Records from a data source:
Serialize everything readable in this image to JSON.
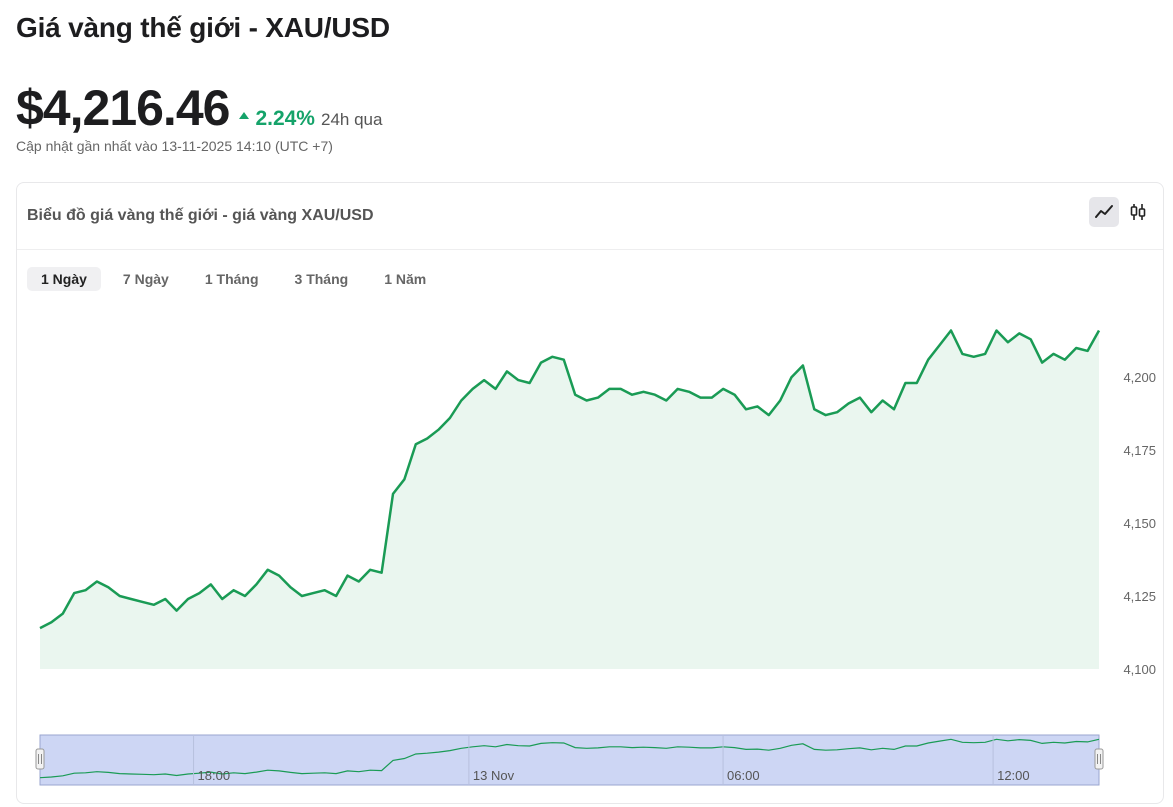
{
  "header": {
    "title": "Giá vàng thế giới - XAU/USD",
    "price": "$4,216.46",
    "change_pct": "2.24%",
    "change_period": "24h qua",
    "updated": "Cập nhật gần nhất vào 13-11-2025 14:10 (UTC +7)"
  },
  "card": {
    "title": "Biểu đồ giá vàng thế giới - giá vàng XAU/USD",
    "chart_types": [
      {
        "id": "line",
        "icon": "line-chart-icon",
        "active": true
      },
      {
        "id": "candle",
        "icon": "candlestick-icon",
        "active": false
      }
    ],
    "periods": [
      {
        "label": "1 Ngày",
        "active": true
      },
      {
        "label": "7 Ngày",
        "active": false
      },
      {
        "label": "1 Tháng",
        "active": false
      },
      {
        "label": "3 Tháng",
        "active": false
      },
      {
        "label": "1 Năm",
        "active": false
      }
    ]
  },
  "colors": {
    "line": "#1a9b55",
    "area": "#eaf6ef",
    "navigator_fill": "#cdd6f4",
    "accent_up": "#15a36a"
  },
  "chart_data": {
    "type": "area",
    "ylim": [
      4100,
      4222
    ],
    "yticks": [
      4100,
      4125,
      4150,
      4175,
      4200
    ],
    "ytick_labels": [
      "4,100",
      "4,125",
      "4,150",
      "4,175",
      "4,200"
    ],
    "navigator_labels": [
      "18:00",
      "13 Nov",
      "06:00",
      "12:00"
    ],
    "navigator_label_pos": [
      0.145,
      0.405,
      0.645,
      0.9
    ],
    "values": [
      4114,
      4116,
      4119,
      4126,
      4127,
      4130,
      4128,
      4125,
      4124,
      4123,
      4122,
      4124,
      4120,
      4124,
      4126,
      4129,
      4124,
      4127,
      4125,
      4129,
      4134,
      4132,
      4128,
      4125,
      4126,
      4127,
      4125,
      4132,
      4130,
      4134,
      4133,
      4160,
      4165,
      4177,
      4179,
      4182,
      4186,
      4192,
      4196,
      4199,
      4196,
      4202,
      4199,
      4198,
      4205,
      4207,
      4206,
      4194,
      4192,
      4193,
      4196,
      4196,
      4194,
      4195,
      4194,
      4192,
      4196,
      4195,
      4193,
      4193,
      4196,
      4194,
      4189,
      4190,
      4187,
      4192,
      4200,
      4204,
      4189,
      4187,
      4188,
      4191,
      4193,
      4188,
      4192,
      4189,
      4198,
      4198,
      4206,
      4211,
      4216,
      4208,
      4207,
      4208,
      4216,
      4212,
      4215,
      4213,
      4205,
      4208,
      4206,
      4210,
      4209,
      4216
    ]
  }
}
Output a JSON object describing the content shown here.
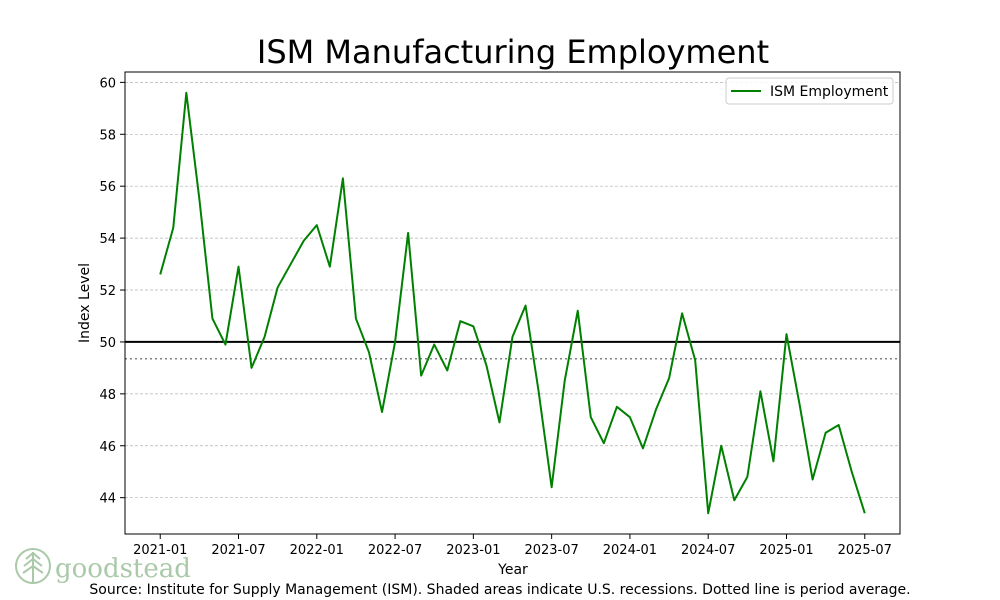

Problem =
Keep only the lines that hold the string "title", and copy them out.

Full solution =
    "title": "Giá vàng thế giới - XAU/USD",
    "title": "Biểu đồ giá vàng thế giới - giá vàng XAU/USD",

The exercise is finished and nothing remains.